>>>

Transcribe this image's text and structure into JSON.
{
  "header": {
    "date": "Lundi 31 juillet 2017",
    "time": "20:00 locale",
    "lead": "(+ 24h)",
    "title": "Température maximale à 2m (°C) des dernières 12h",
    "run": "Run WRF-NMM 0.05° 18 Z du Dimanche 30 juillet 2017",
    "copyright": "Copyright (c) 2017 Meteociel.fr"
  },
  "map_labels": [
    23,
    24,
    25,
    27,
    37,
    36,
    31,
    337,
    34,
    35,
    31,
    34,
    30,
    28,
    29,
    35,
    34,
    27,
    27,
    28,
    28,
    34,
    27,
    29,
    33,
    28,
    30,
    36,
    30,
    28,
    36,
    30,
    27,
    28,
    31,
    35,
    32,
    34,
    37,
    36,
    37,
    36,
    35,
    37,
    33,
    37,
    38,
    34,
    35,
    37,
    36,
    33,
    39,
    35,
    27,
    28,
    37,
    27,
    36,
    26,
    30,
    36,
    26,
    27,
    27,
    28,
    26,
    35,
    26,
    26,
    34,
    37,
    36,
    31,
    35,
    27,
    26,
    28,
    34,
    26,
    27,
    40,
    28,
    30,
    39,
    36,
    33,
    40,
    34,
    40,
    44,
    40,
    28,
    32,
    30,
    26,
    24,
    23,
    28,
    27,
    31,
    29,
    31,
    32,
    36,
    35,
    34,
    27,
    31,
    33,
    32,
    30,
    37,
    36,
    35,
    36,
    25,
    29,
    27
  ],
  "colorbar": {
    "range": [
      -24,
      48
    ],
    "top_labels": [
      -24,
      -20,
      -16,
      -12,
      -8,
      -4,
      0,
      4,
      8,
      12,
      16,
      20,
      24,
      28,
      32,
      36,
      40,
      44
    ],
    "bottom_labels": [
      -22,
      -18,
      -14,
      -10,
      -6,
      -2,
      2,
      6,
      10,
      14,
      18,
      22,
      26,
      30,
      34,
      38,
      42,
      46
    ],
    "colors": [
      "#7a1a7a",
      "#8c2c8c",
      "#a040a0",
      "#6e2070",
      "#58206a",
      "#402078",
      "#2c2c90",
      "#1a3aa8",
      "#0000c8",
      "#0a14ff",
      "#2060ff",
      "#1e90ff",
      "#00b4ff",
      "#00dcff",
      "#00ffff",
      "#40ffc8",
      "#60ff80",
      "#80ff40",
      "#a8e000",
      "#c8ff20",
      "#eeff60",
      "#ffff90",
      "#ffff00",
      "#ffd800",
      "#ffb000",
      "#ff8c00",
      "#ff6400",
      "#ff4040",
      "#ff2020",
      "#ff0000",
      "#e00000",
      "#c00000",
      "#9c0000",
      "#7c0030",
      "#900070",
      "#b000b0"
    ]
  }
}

<<<

> _Set task_: Make an exact copy of the data above.

> _Task response_:
Transcribe this image's text and structure into JSON.
{
  "header": {
    "date": "Lundi 31 juillet 2017",
    "time": "20:00 locale",
    "lead": "(+ 24h)",
    "title": "Température maximale à 2m (°C) des dernières 12h",
    "run": "Run WRF-NMM 0.05° 18 Z du Dimanche 30 juillet 2017",
    "copyright": "Copyright (c) 2017 Meteociel.fr"
  },
  "map_labels": [
    23,
    24,
    25,
    27,
    37,
    36,
    31,
    337,
    34,
    35,
    31,
    34,
    30,
    28,
    29,
    35,
    34,
    27,
    27,
    28,
    28,
    34,
    27,
    29,
    33,
    28,
    30,
    36,
    30,
    28,
    36,
    30,
    27,
    28,
    31,
    35,
    32,
    34,
    37,
    36,
    37,
    36,
    35,
    37,
    33,
    37,
    38,
    34,
    35,
    37,
    36,
    33,
    39,
    35,
    27,
    28,
    37,
    27,
    36,
    26,
    30,
    36,
    26,
    27,
    27,
    28,
    26,
    35,
    26,
    26,
    34,
    37,
    36,
    31,
    35,
    27,
    26,
    28,
    34,
    26,
    27,
    40,
    28,
    30,
    39,
    36,
    33,
    40,
    34,
    40,
    44,
    40,
    28,
    32,
    30,
    26,
    24,
    23,
    28,
    27,
    31,
    29,
    31,
    32,
    36,
    35,
    34,
    27,
    31,
    33,
    32,
    30,
    37,
    36,
    35,
    36,
    25,
    29,
    27
  ],
  "colorbar": {
    "range": [
      -24,
      48
    ],
    "top_labels": [
      -24,
      -20,
      -16,
      -12,
      -8,
      -4,
      0,
      4,
      8,
      12,
      16,
      20,
      24,
      28,
      32,
      36,
      40,
      44
    ],
    "bottom_labels": [
      -22,
      -18,
      -14,
      -10,
      -6,
      -2,
      2,
      6,
      10,
      14,
      18,
      22,
      26,
      30,
      34,
      38,
      42,
      46
    ],
    "colors": [
      "#7a1a7a",
      "#8c2c8c",
      "#a040a0",
      "#6e2070",
      "#58206a",
      "#402078",
      "#2c2c90",
      "#1a3aa8",
      "#0000c8",
      "#0a14ff",
      "#2060ff",
      "#1e90ff",
      "#00b4ff",
      "#00dcff",
      "#00ffff",
      "#40ffc8",
      "#60ff80",
      "#80ff40",
      "#a8e000",
      "#c8ff20",
      "#eeff60",
      "#ffff90",
      "#ffff00",
      "#ffd800",
      "#ffb000",
      "#ff8c00",
      "#ff6400",
      "#ff4040",
      "#ff2020",
      "#ff0000",
      "#e00000",
      "#c00000",
      "#9c0000",
      "#7c0030",
      "#900070",
      "#b000b0"
    ]
  }
}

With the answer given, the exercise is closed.